• EXERCISE INPUTS
★ ★ ★

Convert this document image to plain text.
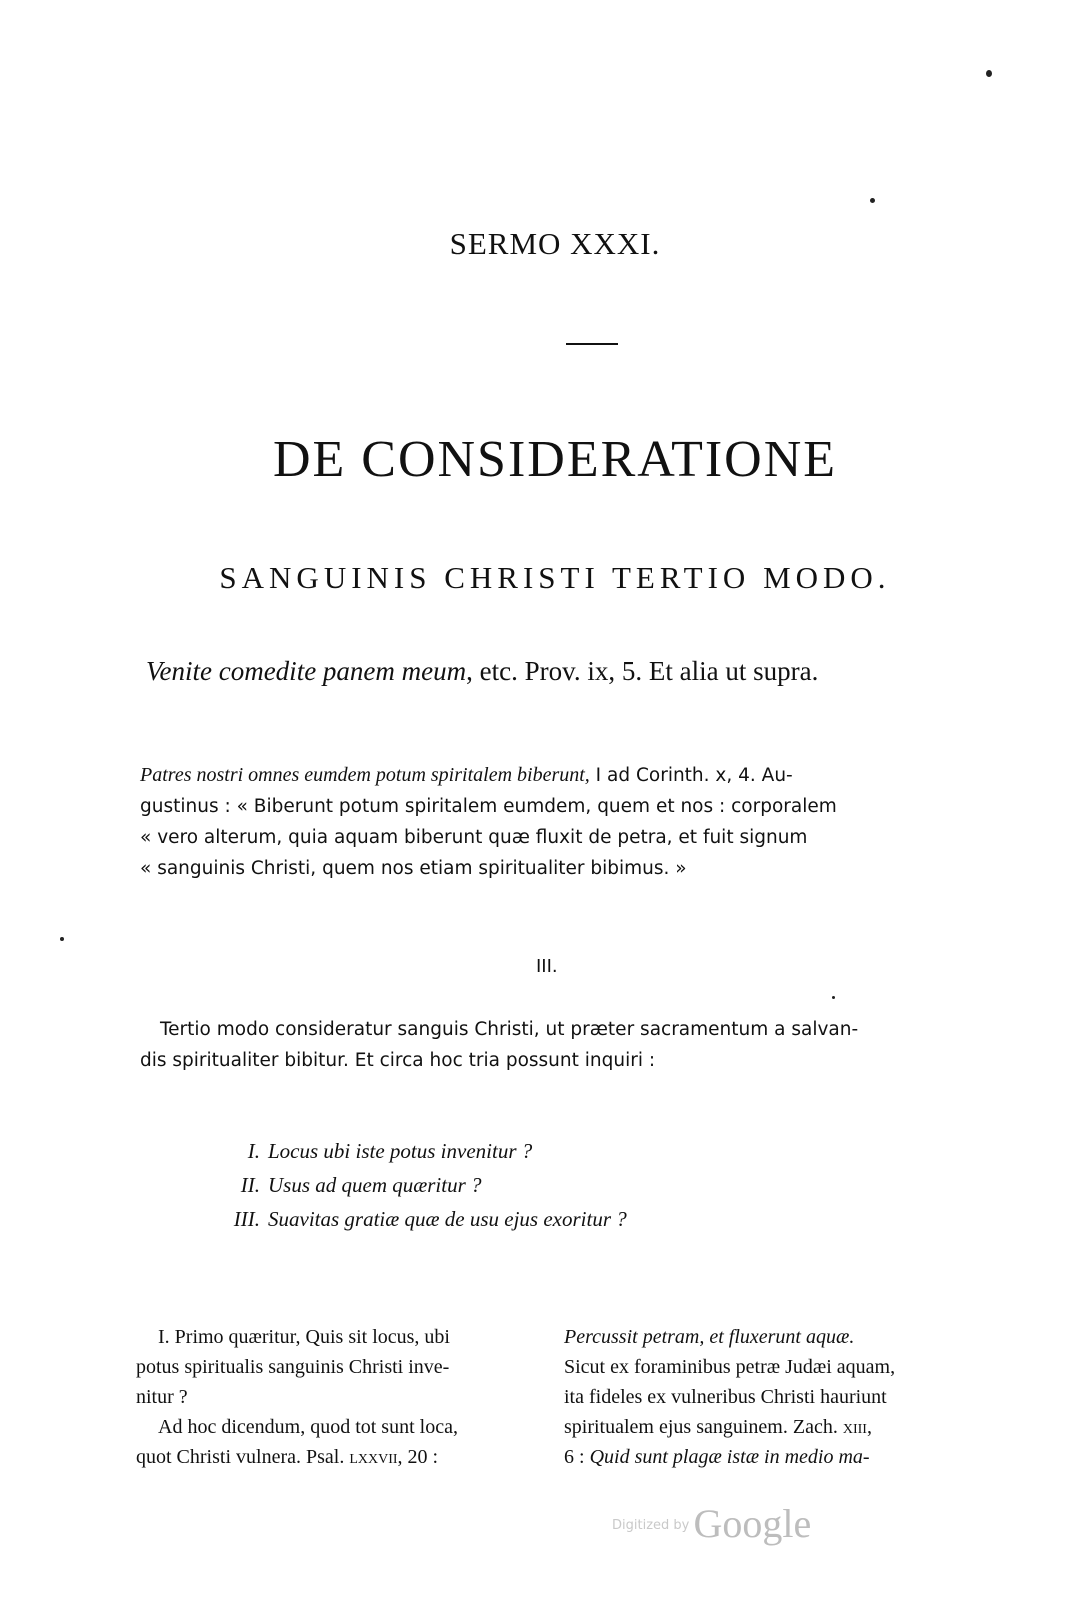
SERMO XXXI.
DE CONSIDERATIONE
SANGUINIS CHRISTI TERTIO MODO.
Venite comedite panem meum, etc. Prov. ix, 5. Et alia ut supra.
Patres nostri omnes eumdem potum spiritalem biberunt, I ad Corinth. x, 4. Au-
gustinus : « Biberunt potum spiritalem eumdem, quem et nos : corporalem
« vero alterum, quia aquam biberunt quæ fluxit de petra, et fuit signum
« sanguinis Christi, quem nos etiam spiritualiter bibimus. »
III.
Tertio modo consideratur sanguis Christi, ut præter sacramentum a salvan-
dis spiritualiter bibitur. Et circa hoc tria possunt inquiri :
I. Locus ubi iste potus invenitur ?
II. Usus ad quem quæritur ?
III. Suavitas gratiæ quæ de usu ejus exoritur ?
I. Primo quæritur, Quis sit locus, ubi
potus spiritualis sanguinis Christi inve-
nitur ?
Ad hoc dicendum, quod tot sunt loca,
quot Christi vulnera. Psal. lxxvii, 20 :
Percussit petram, et fluxerunt aquæ.
Sicut ex foraminibus petræ Judæi aquam,
ita fideles ex vulneribus Christi hauriunt
spiritualem ejus sanguinem. Zach. xiii,
6 : Quid sunt plagæ istæ in medio ma-
Digitized by Google
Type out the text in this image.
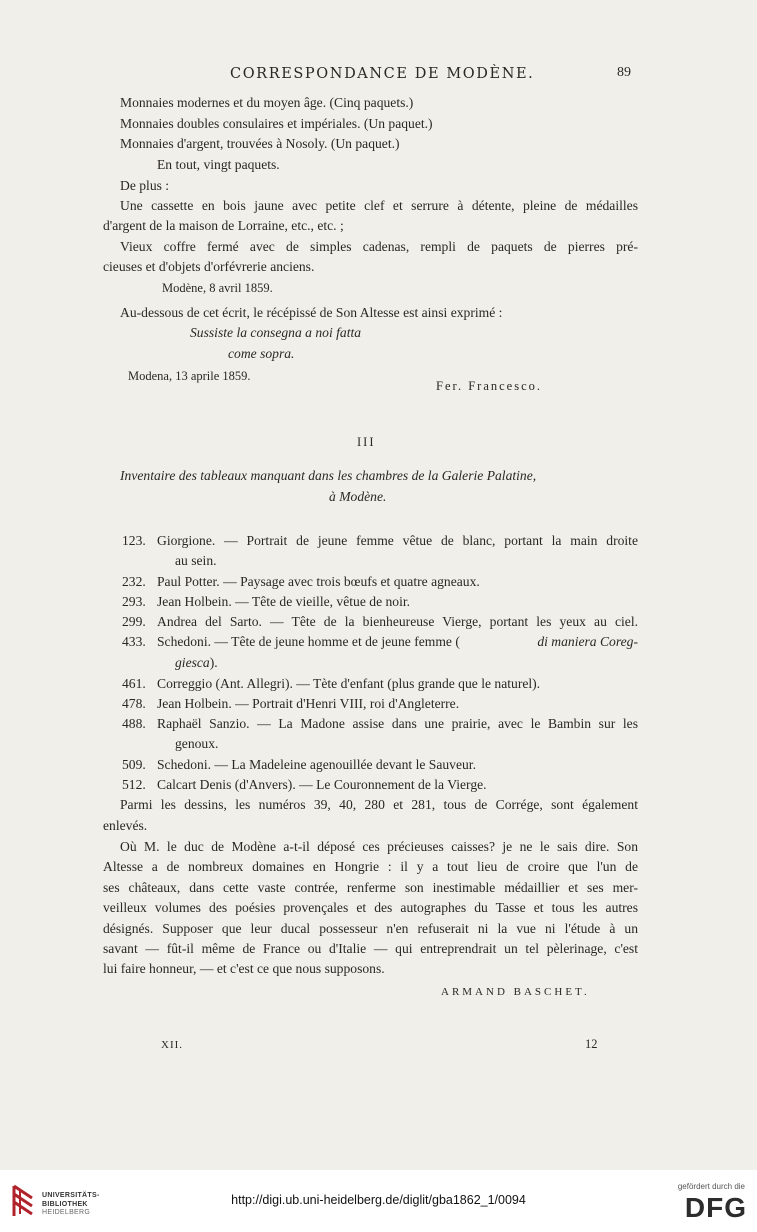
CORRESPONDANCE DE MODÈNE.	89
Monnaies modernes et du moyen âge. (Cinq paquets.)
Monnaies doubles consulaires et impériales. (Un paquet.)
Monnaies d'argent, trouvées à Nosoly. (Un paquet.)
En tout, vingt paquets.
De plus :
Une cassette en bois jaune avec petite clef et serrure à détente, pleine de médailles
d'argent de la maison de Lorraine, etc., etc. ;
Vieux coffre fermé avec de simples cadenas, rempli de paquets de pierres pré-
cieuses et d'objets d'orfévrerie anciens.
Modène, 8 avril 1859.
Au-dessous de cet écrit, le récépissé de Son Altesse est ainsi exprimé :
Sussiste la consegna a noi fatta
come sopra.
Modena, 13 aprile 1859.
Fer. Francesco.
III
Inventaire des tableaux manquant dans les chambres de la Galerie Palatine,
à Modène.
123. Giorgione. — Portrait de jeune femme vêtue de blanc, portant la main droite
au sein.
232. Paul Potter. — Paysage avec trois bœufs et quatre agneaux.
293. Jean Holbein. — Tête de vieille, vêtue de noir.
299. Andrea del Sarto. — Tête de la bienheureuse Vierge, portant les yeux au ciel.
433. Schedoni. — Tête de jeune homme et de jeune femme (	di maniera Coreg-
giesca).
461. Correggio (Ant. Allegri). — Tète d'enfant (plus grande que le naturel).
478. Jean Holbein. — Portrait d'Henri VIII, roi d'Angleterre.
488. Raphaël Sanzio. — La Madone assise dans une prairie, avec le Bambin sur les
genoux.
509. Schedoni. — La Madeleine agenouillée devant le Sauveur.
512. Calcart Denis (d'Anvers). — Le Couronnement de la Vierge.
Parmi les dessins, les numéros 39, 40, 280 et 281, tous de Corrége, sont également
enlevés.
Où M. le duc de Modène a-t-il déposé ces précieuses caisses? je ne le sais dire. Son
Altesse a de nombreux domaines en Hongrie : il y a tout lieu de croire que l'un de
ses châteaux, dans cette vaste contrée, renferme son inestimable médaillier et ses mer-
veilleux volumes des poésies provençales et des autographes du Tasse et tous les autres
désignés. Supposer que leur ducal possesseur n'en refuserait ni la vue ni l'étude à un
savant — fût-il même de France ou d'Italie — qui entreprendrait un tel pèlerinage, c'est
lui faire honneur, — et c'est ce que nous supposons.
ARMAND BASCHET.
XII.	12
UNIVERSITÄTS-
BIBLIOTHEK
HEIDELBERG
http://digi.ub.uni-heidelberg.de/diglit/gba1862_1/0094
gefördert durch die
DFG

★ ★ ★

• GIVEN PROBLEM
Quote all the lines above exactly as given. Do not include the pictures.

• IN RESPONSE
Convert this document image to plain text.
SERMO XXXI.
DE CONSIDERATIONE
SANGUINIS CHRISTI TERTIO MODO.
Venite comedite panem meum, etc. Prov. ix, 5. Et alia ut supra.
Patres nostri omnes eumdem potum spiritalem biberunt, I ad Corinth. x, 4. Au-
gustinus : « Biberunt potum spiritalem eumdem, quem et nos : corporalem
« vero alterum, quia aquam biberunt quæ fluxit de petra, et fuit signum
« sanguinis Christi, quem nos etiam spiritualiter bibimus. »
III.
Tertio modo consideratur sanguis Christi, ut præter sacramentum a salvan-
dis spiritualiter bibitur. Et circa hoc tria possunt inquiri :
I. Locus ubi iste potus invenitur ?
II. Usus ad quem quæritur ?
III. Suavitas gratiæ quæ de usu ejus exoritur ?
I. Primo quæritur, Quis sit locus, ubi
potus spiritualis sanguinis Christi inve-
nitur ?
Ad hoc dicendum, quod tot sunt loca,
quot Christi vulnera. Psal. lxxvii, 20 :
Percussit petram, et fluxerunt aquæ.
Sicut ex foraminibus petræ Judæi aquam,
ita fideles ex vulneribus Christi hauriunt
spiritualem ejus sanguinem. Zach. xiii,
6 : Quid sunt plagæ istæ in medio ma-
Digitized by Google
Type out the text in this image.
CORRESPONDANCE DE MODÈNE.	89
Monnaies modernes et du moyen âge. (Cinq paquets.)
Monnaies doubles consulaires et impériales. (Un paquet.)
Monnaies d'argent, trouvées à Nosoly. (Un paquet.)
En tout, vingt paquets.
De plus :
Une cassette en bois jaune avec petite clef et serrure à détente, pleine de médailles
d'argent de la maison de Lorraine, etc., etc. ;
Vieux coffre fermé avec de simples cadenas, rempli de paquets de pierres pré-
cieuses et d'objets d'orfévrerie anciens.
Modène, 8 avril 1859.
Au-dessous de cet écrit, le récépissé de Son Altesse est ainsi exprimé :
Sussiste la consegna a noi fatta
come sopra.
Modena, 13 aprile 1859.
Fer. Francesco.
III
Inventaire des tableaux manquant dans les chambres de la Galerie Palatine,
à Modène.
123. Giorgione. — Portrait de jeune femme vêtue de blanc, portant la main droite
au sein.
232. Paul Potter. — Paysage avec trois bœufs et quatre agneaux.
293. Jean Holbein. — Tête de vieille, vêtue de noir.
299. Andrea del Sarto. — Tête de la bienheureuse Vierge, portant les yeux au ciel.
433. Schedoni. — Tête de jeune homme et de jeune femme (	di maniera Coreg-
giesca).
461. Correggio (Ant. Allegri). — Tète d'enfant (plus grande que le naturel).
478. Jean Holbein. — Portrait d'Henri VIII, roi d'Angleterre.
488. Raphaël Sanzio. — La Madone assise dans une prairie, avec le Bambin sur les
genoux.
509. Schedoni. — La Madeleine agenouillée devant le Sauveur.
512. Calcart Denis (d'Anvers). — Le Couronnement de la Vierge.
Parmi les dessins, les numéros 39, 40, 280 et 281, tous de Corrége, sont également
enlevés.
Où M. le duc de Modène a-t-il déposé ces précieuses caisses? je ne le sais dire. Son
Altesse a de nombreux domaines en Hongrie : il y a tout lieu de croire que l'un de
ses châteaux, dans cette vaste contrée, renferme son inestimable médaillier et ses mer-
veilleux volumes des poésies provençales et des autographes du Tasse et tous les autres
désignés. Supposer que leur ducal possesseur n'en refuserait ni la vue ni l'étude à un
savant — fût-il même de France ou d'Italie — qui entreprendrait un tel pèlerinage, c'est
lui faire honneur, — et c'est ce que nous supposons.
ARMAND BASCHET.
XII.	12
UNIVERSITÄTS-
BIBLIOTHEK
HEIDELBERG
http://digi.ub.uni-heidelberg.de/diglit/gba1862_1/0094
gefördert durch die
DFG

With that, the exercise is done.